**WORK INSTRUCTIONS:** Pick out each line containing the string "bottom" and copy it.

——

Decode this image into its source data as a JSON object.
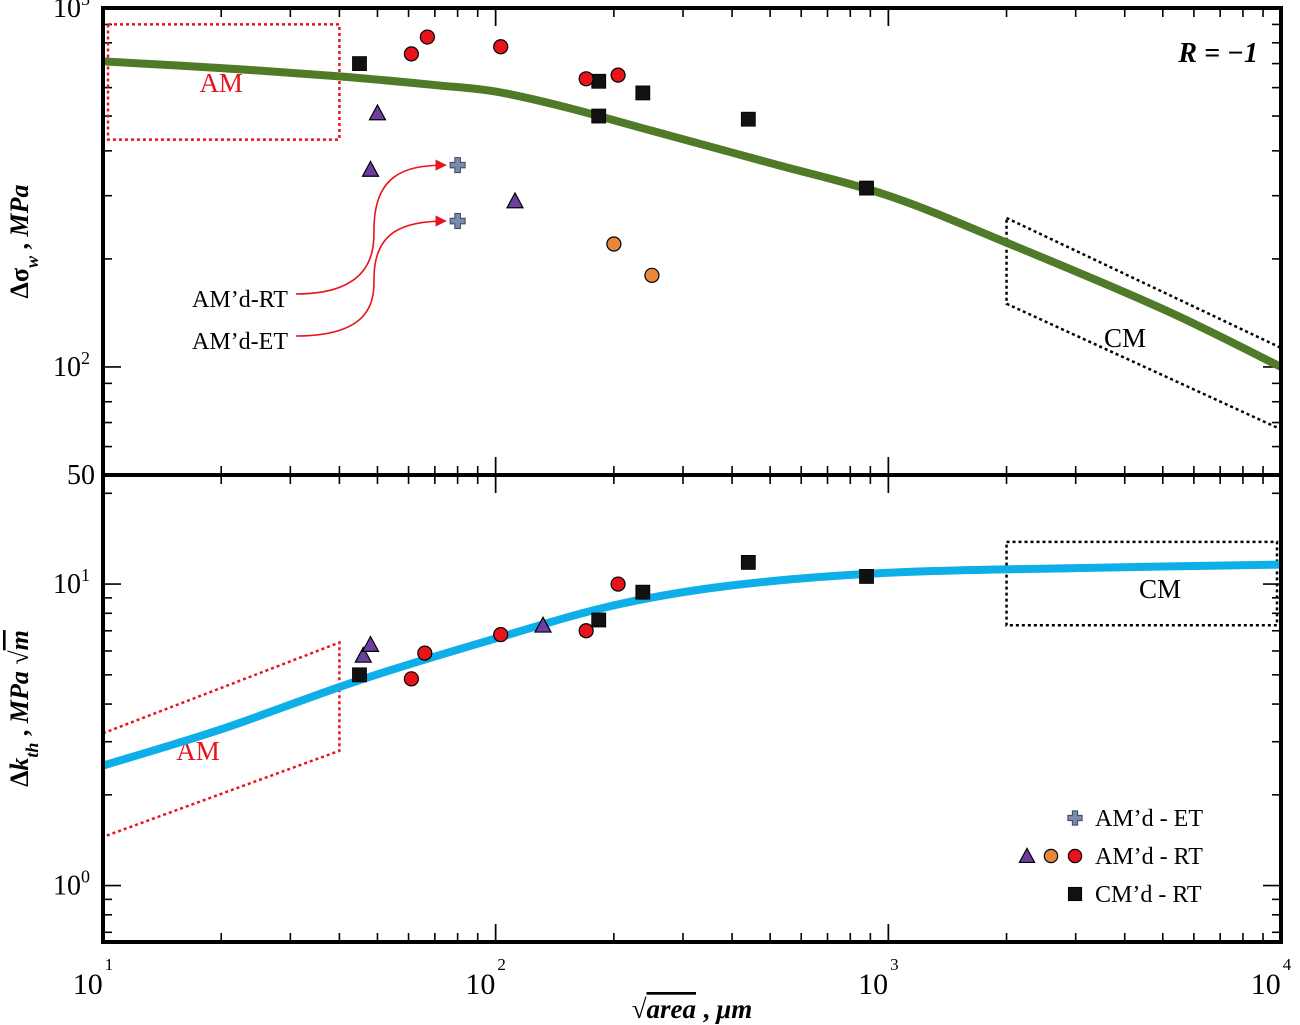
{
  "chart_data": [
    {
      "type": "scatter",
      "panel": "top",
      "xscale": "log",
      "yscale": "log",
      "ylabel_html": "Δσ<tspan font-style='italic' baseline-shift='sub' font-size='18'>w</tspan> , <tspan font-style='italic'>MPa</tspan>",
      "ylabel": "Δσw , MPa",
      "xlim": [
        10,
        10000
      ],
      "ylim": [
        50,
        1000
      ],
      "ytick_labels": [
        {
          "value": 1000,
          "base": "10",
          "exp": "3"
        },
        {
          "value": 100,
          "base": "10",
          "exp": "2"
        },
        {
          "value": 50,
          "base": "50",
          "exp": ""
        }
      ],
      "annotation_r": "R = −1",
      "region_am": {
        "label": "AM",
        "x": [
          10,
          40
        ],
        "y": [
          430,
          900
        ]
      },
      "region_cm": {
        "label": "CM",
        "parallelogram": [
          [
            2000,
            260
          ],
          [
            10000,
            113
          ],
          [
            10000,
            67
          ],
          [
            2000,
            150
          ]
        ]
      },
      "callouts": [
        {
          "label": "AM’d-RT",
          "target": [
            80,
            365
          ]
        },
        {
          "label": "AM’d-ET",
          "target": [
            80,
            255
          ]
        }
      ],
      "curve": {
        "color": "#4f7a28",
        "points": [
          [
            10,
            710
          ],
          [
            20,
            680
          ],
          [
            40,
            645
          ],
          [
            70,
            610
          ],
          [
            100,
            585
          ],
          [
            150,
            530
          ],
          [
            250,
            455
          ],
          [
            500,
            370
          ],
          [
            1000,
            300
          ],
          [
            2000,
            222
          ],
          [
            5000,
            145
          ],
          [
            10000,
            100
          ]
        ]
      },
      "series": [
        {
          "name": "CM’d - RT",
          "marker": "square",
          "color": "#111111",
          "points": [
            [
              45,
              700
            ],
            [
              183,
              625
            ],
            [
              183,
              500
            ],
            [
              237,
              580
            ],
            [
              440,
              490
            ],
            [
              880,
              315
            ]
          ]
        },
        {
          "marker": "circle",
          "color": "#e8141c",
          "points": [
            [
              61,
              745
            ],
            [
              67,
              830
            ],
            [
              103,
              780
            ],
            [
              170,
              635
            ],
            [
              205,
              650
            ]
          ]
        },
        {
          "marker": "circle",
          "color": "#e8873a",
          "points": [
            [
              200,
              220
            ],
            [
              250,
              180
            ]
          ]
        },
        {
          "marker": "triangle",
          "color": "#6b3fa0",
          "points": [
            [
              50,
              510
            ],
            [
              48,
              355
            ],
            [
              112,
              290
            ]
          ]
        },
        {
          "name": "AM’d - ET",
          "marker": "plus",
          "color": "#7a8aaa",
          "points": [
            [
              80,
              365
            ],
            [
              80,
              255
            ]
          ]
        }
      ]
    },
    {
      "type": "scatter",
      "panel": "bottom",
      "xscale": "log",
      "yscale": "log",
      "ylabel": "Δkth , MPa √m",
      "xlabel": "√area , μm",
      "xlim": [
        10,
        10000
      ],
      "ylim": [
        0.65,
        23
      ],
      "xtick_labels": [
        {
          "value": 10,
          "base": "10",
          "exp": "1"
        },
        {
          "value": 100,
          "base": "10",
          "exp": "2"
        },
        {
          "value": 1000,
          "base": "10",
          "exp": "3"
        },
        {
          "value": 10000,
          "base": "10",
          "exp": "4"
        }
      ],
      "ytick_labels": [
        {
          "value": 10,
          "base": "10",
          "exp": "1"
        },
        {
          "value": 1,
          "base": "10",
          "exp": "0"
        }
      ],
      "region_am": {
        "label": "AM",
        "parallelogram": [
          [
            10,
            3.2
          ],
          [
            40,
            6.4
          ],
          [
            40,
            2.8
          ],
          [
            10,
            1.45
          ]
        ]
      },
      "region_cm": {
        "label": "CM",
        "x": [
          2000,
          10000
        ],
        "y": [
          7.3,
          13.8
        ]
      },
      "curve": {
        "color": "#0eaee8",
        "points": [
          [
            10,
            2.5
          ],
          [
            20,
            3.3
          ],
          [
            45,
            4.8
          ],
          [
            100,
            6.6
          ],
          [
            200,
            8.5
          ],
          [
            400,
            9.9
          ],
          [
            1000,
            10.9
          ],
          [
            3000,
            11.3
          ],
          [
            10000,
            11.6
          ]
        ]
      },
      "series": [
        {
          "name": "CM’d - RT",
          "marker": "square",
          "color": "#111111",
          "points": [
            [
              45,
              5.0
            ],
            [
              183,
              7.6
            ],
            [
              237,
              9.4
            ],
            [
              440,
              11.8
            ],
            [
              880,
              10.6
            ]
          ]
        },
        {
          "marker": "circle",
          "color": "#e8141c",
          "points": [
            [
              61,
              4.85
            ],
            [
              66,
              5.9
            ],
            [
              103,
              6.8
            ],
            [
              170,
              7.0
            ],
            [
              205,
              10.0
            ]
          ]
        },
        {
          "marker": "triangle",
          "color": "#6b3fa0",
          "points": [
            [
              46,
              5.8
            ],
            [
              48,
              6.3
            ],
            [
              132,
              7.3
            ]
          ]
        }
      ],
      "legend": {
        "placement": "bottom-right",
        "entries": [
          {
            "label": "AM’d - ET",
            "markers": [
              {
                "marker": "plus",
                "color": "#7a8aaa"
              }
            ]
          },
          {
            "label": "AM’d - RT",
            "markers": [
              {
                "marker": "triangle",
                "color": "#6b3fa0"
              },
              {
                "marker": "circle",
                "color": "#e8873a"
              },
              {
                "marker": "circle",
                "color": "#e8141c"
              }
            ]
          },
          {
            "label": "CM’d - RT",
            "markers": [
              {
                "marker": "square",
                "color": "#111111"
              }
            ]
          }
        ]
      }
    }
  ]
}
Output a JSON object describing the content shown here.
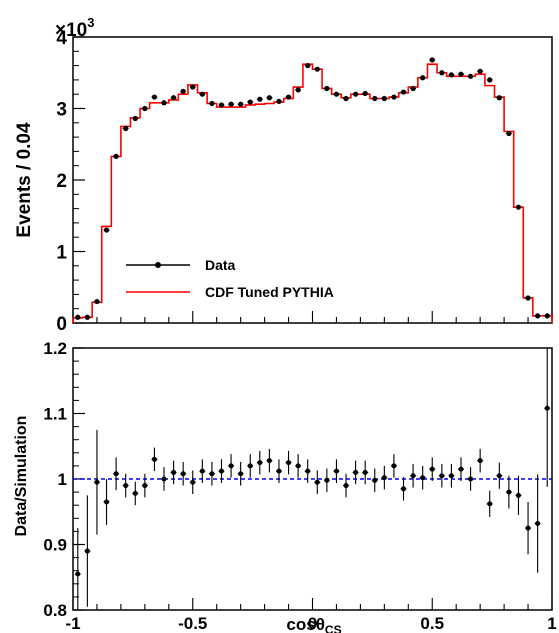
{
  "chart_data": [
    {
      "type": "line",
      "xlim": [
        -1,
        1
      ],
      "ylim": [
        0,
        4
      ],
      "ylabel": "Events / 0.04",
      "y_multiplier_label": "×10",
      "y_multiplier_exp": "3",
      "yticks": [
        "0",
        "1",
        "2",
        "3",
        "4"
      ],
      "legend": {
        "placement": "bottom-left",
        "data": "Data",
        "sim": "CDF Tuned PYTHIA"
      },
      "colors": {
        "data": "#000000",
        "sim": "#ff0000"
      },
      "x": [
        -0.98,
        -0.94,
        -0.9,
        -0.86,
        -0.82,
        -0.78,
        -0.74,
        -0.7,
        -0.66,
        -0.62,
        -0.58,
        -0.54,
        -0.5,
        -0.46,
        -0.42,
        -0.38,
        -0.34,
        -0.3,
        -0.26,
        -0.22,
        -0.18,
        -0.14,
        -0.1,
        -0.06,
        -0.02,
        0.02,
        0.06,
        0.1,
        0.14,
        0.18,
        0.22,
        0.26,
        0.3,
        0.34,
        0.38,
        0.42,
        0.46,
        0.5,
        0.54,
        0.58,
        0.62,
        0.66,
        0.7,
        0.74,
        0.78,
        0.82,
        0.86,
        0.9,
        0.94,
        0.98
      ],
      "data_values": [
        0.08,
        0.08,
        0.3,
        1.3,
        2.33,
        2.72,
        2.86,
        3.0,
        3.16,
        3.08,
        3.15,
        3.24,
        3.3,
        3.2,
        3.07,
        3.05,
        3.06,
        3.06,
        3.09,
        3.13,
        3.15,
        3.1,
        3.16,
        3.26,
        3.6,
        3.55,
        3.28,
        3.2,
        3.14,
        3.2,
        3.21,
        3.14,
        3.14,
        3.16,
        3.23,
        3.28,
        3.43,
        3.68,
        3.5,
        3.47,
        3.48,
        3.45,
        3.52,
        3.4,
        3.15,
        2.65,
        1.62,
        0.35,
        0.1,
        0.1
      ],
      "sim_values": [
        0.07,
        0.08,
        0.29,
        1.35,
        2.33,
        2.75,
        2.87,
        3.0,
        3.08,
        3.08,
        3.12,
        3.2,
        3.33,
        3.22,
        3.07,
        3.02,
        3.02,
        3.02,
        3.05,
        3.06,
        3.07,
        3.09,
        3.14,
        3.3,
        3.62,
        3.55,
        3.28,
        3.2,
        3.15,
        3.2,
        3.2,
        3.14,
        3.14,
        3.16,
        3.22,
        3.3,
        3.43,
        3.62,
        3.5,
        3.45,
        3.45,
        3.45,
        3.48,
        3.32,
        3.16,
        2.68,
        1.62,
        0.35,
        0.1,
        0.1
      ]
    },
    {
      "type": "scatter",
      "xlim": [
        -1,
        1
      ],
      "ylim": [
        0.8,
        1.2
      ],
      "xlabel": "cosθ",
      "xlabel_sub": "CS",
      "ylabel": "Data/Simulation",
      "xticks": [
        "-1",
        "-0.5",
        "0",
        "0.5",
        "1"
      ],
      "yticks": [
        "0.8",
        "0.9",
        "1",
        "1.1",
        "1.2"
      ],
      "reference_line": 1.0,
      "colors": {
        "points": "#000000",
        "reference": "#0000ff"
      },
      "x": [
        -0.98,
        -0.94,
        -0.9,
        -0.86,
        -0.82,
        -0.78,
        -0.74,
        -0.7,
        -0.66,
        -0.62,
        -0.58,
        -0.54,
        -0.5,
        -0.46,
        -0.42,
        -0.38,
        -0.34,
        -0.3,
        -0.26,
        -0.22,
        -0.18,
        -0.14,
        -0.1,
        -0.06,
        -0.02,
        0.02,
        0.06,
        0.1,
        0.14,
        0.18,
        0.22,
        0.26,
        0.3,
        0.34,
        0.38,
        0.42,
        0.46,
        0.5,
        0.54,
        0.58,
        0.62,
        0.66,
        0.7,
        0.74,
        0.78,
        0.82,
        0.86,
        0.9,
        0.94,
        0.98
      ],
      "values": [
        0.855,
        0.89,
        0.995,
        0.965,
        1.008,
        0.99,
        0.978,
        0.99,
        1.03,
        1.0,
        1.01,
        1.008,
        0.995,
        1.012,
        1.008,
        1.012,
        1.02,
        1.008,
        1.02,
        1.025,
        1.028,
        1.012,
        1.025,
        1.02,
        1.012,
        0.995,
        0.998,
        1.012,
        0.99,
        1.01,
        1.01,
        0.998,
        1.002,
        1.02,
        0.985,
        1.005,
        1.002,
        1.015,
        1.005,
        1.005,
        1.015,
        1.0,
        1.028,
        0.962,
        1.005,
        0.98,
        0.975,
        0.925,
        0.932,
        1.108
      ],
      "errors": [
        0.07,
        0.085,
        0.08,
        0.035,
        0.025,
        0.018,
        0.018,
        0.018,
        0.018,
        0.018,
        0.018,
        0.018,
        0.018,
        0.018,
        0.018,
        0.018,
        0.018,
        0.018,
        0.018,
        0.018,
        0.018,
        0.018,
        0.018,
        0.018,
        0.018,
        0.018,
        0.018,
        0.018,
        0.018,
        0.018,
        0.018,
        0.018,
        0.018,
        0.018,
        0.018,
        0.018,
        0.018,
        0.018,
        0.018,
        0.018,
        0.018,
        0.018,
        0.018,
        0.02,
        0.02,
        0.025,
        0.03,
        0.04,
        0.075,
        0.12
      ]
    }
  ]
}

——

**RESULT:**
      "panel": "bottom",
        "placement": "bottom-right",
        "placement": "bottom-left",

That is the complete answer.